Exercise: Report how many lines of the listing below include the word "Offline". Give nothing but the number.

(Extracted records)

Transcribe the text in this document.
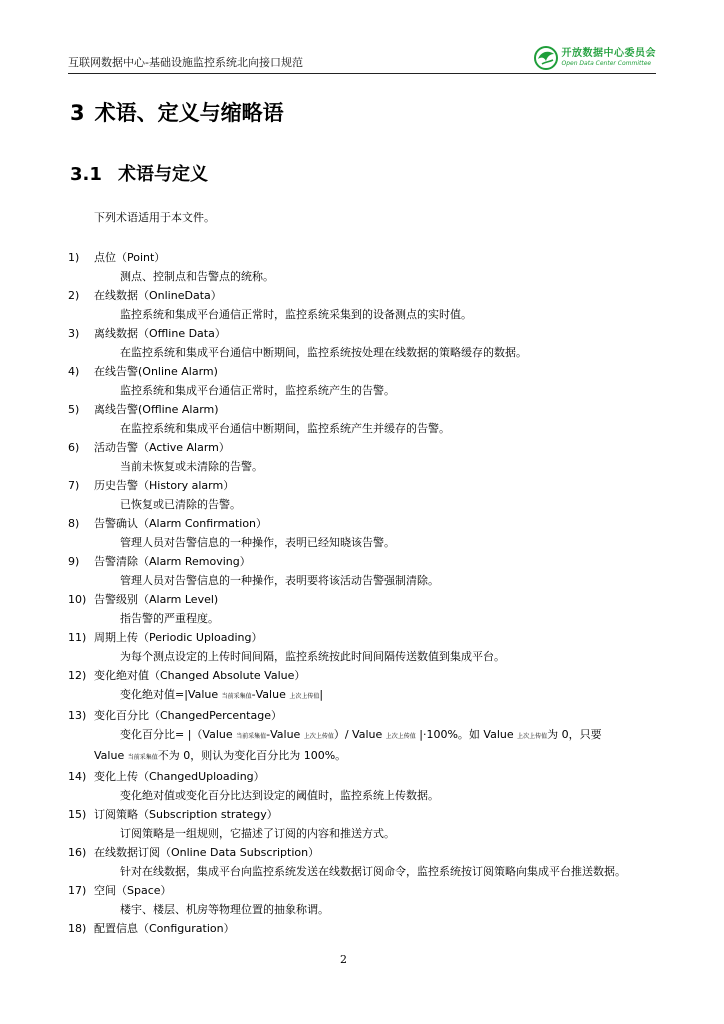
互联网数据中心-基础设施监控系统北向接口规范
开放数据中心委员会
Open Data Center Committee
3 术语、定义与缩略语
3.1 术语与定义
下列术语适用于本文件。
1) 点位（Point）
测点、控制点和告警点的统称。
2) 在线数据（OnlineData）
监控系统和集成平台通信正常时，监控系统采集到的设备测点的实时值。
3) 离线数据（Offline Data）
在监控系统和集成平台通信中断期间，监控系统按处理在线数据的策略缓存的数据。
4) 在线告警(Online Alarm)
监控系统和集成平台通信正常时，监控系统产生的告警。
5) 离线告警(Offline Alarm)
在监控系统和集成平台通信中断期间，监控系统产生并缓存的告警。
6) 活动告警（Active Alarm）
当前未恢复或未清除的告警。
7) 历史告警（History alarm）
已恢复或已清除的告警。
8) 告警确认（Alarm Confirmation）
管理人员对告警信息的一种操作，表明已经知晓该告警。
9) 告警清除（Alarm Removing）
管理人员对告警信息的一种操作，表明要将该活动告警强制清除。
10) 告警级别（Alarm Level)
指告警的严重程度。
11) 周期上传（Periodic Uploading）
为每个测点设定的上传时间间隔，监控系统按此时间间隔传送数值到集成平台。
12) 变化绝对值（Changed Absolute Value）
变化绝对值=|Value 当前采集值-Value 上次上传值|
13) 变化百分比（ChangedPercentage）
变化百分比= |（Value 当前采集值-Value 上次上传值）/ Value 上次上传值 |·100%。如 Value 上次上传值为 0，只要
Value 当前采集值不为 0，则认为变化百分比为 100%。
14) 变化上传（ChangedUploading）
变化绝对值或变化百分比达到设定的阈值时，监控系统上传数据。
15) 订阅策略（Subscription strategy）
订阅策略是一组规则，它描述了订阅的内容和推送方式。
16) 在线数据订阅（Online Data Subscription）
针对在线数据，集成平台向监控系统发送在线数据订阅命令，监控系统按订阅策略向集成平台推送数据。
17) 空间（Space）
楼宇、楼层、机房等物理位置的抽象称谓。
18) 配置信息（Configuration）
2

Answer to the problem: 2